SET PROBLEM> Output all of the records exactly as written.

INFORMATION GIVEN>
########

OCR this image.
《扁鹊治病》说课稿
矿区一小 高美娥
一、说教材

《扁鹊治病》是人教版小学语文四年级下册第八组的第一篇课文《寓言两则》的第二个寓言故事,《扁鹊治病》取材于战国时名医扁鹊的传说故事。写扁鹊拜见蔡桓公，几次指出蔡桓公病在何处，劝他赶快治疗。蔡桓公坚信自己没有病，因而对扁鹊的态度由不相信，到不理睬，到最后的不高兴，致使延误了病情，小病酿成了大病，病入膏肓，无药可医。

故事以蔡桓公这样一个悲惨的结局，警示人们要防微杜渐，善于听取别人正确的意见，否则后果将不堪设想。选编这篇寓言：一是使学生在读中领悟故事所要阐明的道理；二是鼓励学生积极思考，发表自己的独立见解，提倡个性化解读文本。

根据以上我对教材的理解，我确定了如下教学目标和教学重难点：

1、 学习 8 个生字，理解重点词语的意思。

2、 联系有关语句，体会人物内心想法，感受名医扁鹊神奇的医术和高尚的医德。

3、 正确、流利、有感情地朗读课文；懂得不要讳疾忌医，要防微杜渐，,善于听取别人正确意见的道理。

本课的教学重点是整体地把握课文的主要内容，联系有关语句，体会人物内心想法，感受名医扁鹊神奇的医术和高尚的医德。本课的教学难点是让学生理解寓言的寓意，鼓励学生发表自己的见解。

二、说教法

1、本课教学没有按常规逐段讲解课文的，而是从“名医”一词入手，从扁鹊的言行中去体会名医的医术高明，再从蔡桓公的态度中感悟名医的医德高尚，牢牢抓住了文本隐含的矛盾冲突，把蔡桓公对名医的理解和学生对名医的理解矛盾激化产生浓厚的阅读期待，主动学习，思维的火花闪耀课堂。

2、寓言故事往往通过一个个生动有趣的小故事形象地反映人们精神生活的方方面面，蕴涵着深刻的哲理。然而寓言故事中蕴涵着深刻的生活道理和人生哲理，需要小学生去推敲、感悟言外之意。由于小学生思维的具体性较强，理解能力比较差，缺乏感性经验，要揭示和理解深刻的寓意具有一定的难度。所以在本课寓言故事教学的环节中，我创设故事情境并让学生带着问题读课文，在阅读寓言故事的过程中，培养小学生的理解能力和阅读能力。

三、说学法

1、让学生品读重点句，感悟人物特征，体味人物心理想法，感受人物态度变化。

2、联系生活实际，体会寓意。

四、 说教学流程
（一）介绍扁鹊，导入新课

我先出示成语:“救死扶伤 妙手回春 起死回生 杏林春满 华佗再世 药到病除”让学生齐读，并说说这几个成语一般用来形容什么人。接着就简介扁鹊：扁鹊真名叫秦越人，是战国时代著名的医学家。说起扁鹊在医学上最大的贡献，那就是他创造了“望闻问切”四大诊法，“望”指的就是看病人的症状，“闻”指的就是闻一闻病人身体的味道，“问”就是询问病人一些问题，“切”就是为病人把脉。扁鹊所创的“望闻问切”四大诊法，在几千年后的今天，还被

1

########

SOLUTION BELOW>
OCR this image.
《扁鹊治病》说课稿
矿区一小 高美娥
一、说教材

《扁鹊治病》是人教版小学语文四年级下册第八组的第一篇课文《寓言两则》的第二个寓言故事,《扁鹊治病》取材于战国时名医扁鹊的传说故事。写扁鹊拜见蔡桓公，几次指出蔡桓公病在何处，劝他赶快治疗。蔡桓公坚信自己没有病，因而对扁鹊的态度由不相信，到不理睬，到最后的不高兴，致使延误了病情，小病酿成了大病，病入膏肓，无药可医。

故事以蔡桓公这样一个悲惨的结局，警示人们要防微杜渐，善于听取别人正确的意见，否则后果将不堪设想。选编这篇寓言：一是使学生在读中领悟故事所要阐明的道理；二是鼓励学生积极思考，发表自己的独立见解，提倡个性化解读文本。

根据以上我对教材的理解，我确定了如下教学目标和教学重难点：

1、 学习 8 个生字，理解重点词语的意思。

2、 联系有关语句，体会人物内心想法，感受名医扁鹊神奇的医术和高尚的医德。

3、 正确、流利、有感情地朗读课文；懂得不要讳疾忌医，要防微杜渐，,善于听取别人正确意见的道理。

本课的教学重点是整体地把握课文的主要内容，联系有关语句，体会人物内心想法，感受名医扁鹊神奇的医术和高尚的医德。本课的教学难点是让学生理解寓言的寓意，鼓励学生发表自己的见解。

二、说教法

1、本课教学没有按常规逐段讲解课文的，而是从“名医”一词入手，从扁鹊的言行中去体会名医的医术高明，再从蔡桓公的态度中感悟名医的医德高尚，牢牢抓住了文本隐含的矛盾冲突，把蔡桓公对名医的理解和学生对名医的理解矛盾激化产生浓厚的阅读期待，主动学习，思维的火花闪耀课堂。

2、寓言故事往往通过一个个生动有趣的小故事形象地反映人们精神生活的方方面面，蕴涵着深刻的哲理。然而寓言故事中蕴涵着深刻的生活道理和人生哲理，需要小学生去推敲、感悟言外之意。由于小学生思维的具体性较强，理解能力比较差，缺乏感性经验，要揭示和理解深刻的寓意具有一定的难度。所以在本课寓言故事教学的环节中，我创设故事情境并让学生带着问题读课文，在阅读寓言故事的过程中，培养小学生的理解能力和阅读能力。

三、说学法

1、让学生品读重点句，感悟人物特征，体味人物心理想法，感受人物态度变化。

2、联系生活实际，体会寓意。

四、 说教学流程
（一）介绍扁鹊，导入新课

我先出示成语:“救死扶伤 妙手回春 起死回生 杏林春满 华佗再世 药到病除”让学生齐读，并说说这几个成语一般用来形容什么人。接着就简介扁鹊：扁鹊真名叫秦越人，是战国时代著名的医学家。说起扁鹊在医学上最大的贡献，那就是他创造了“望闻问切”四大诊法，“望”指的就是看病人的症状，“闻”指的就是闻一闻病人身体的味道，“问”就是询问病人一些问题，“切”就是为病人把脉。扁鹊所创的“望闻问切”四大诊法，在几千年后的今天，还被

1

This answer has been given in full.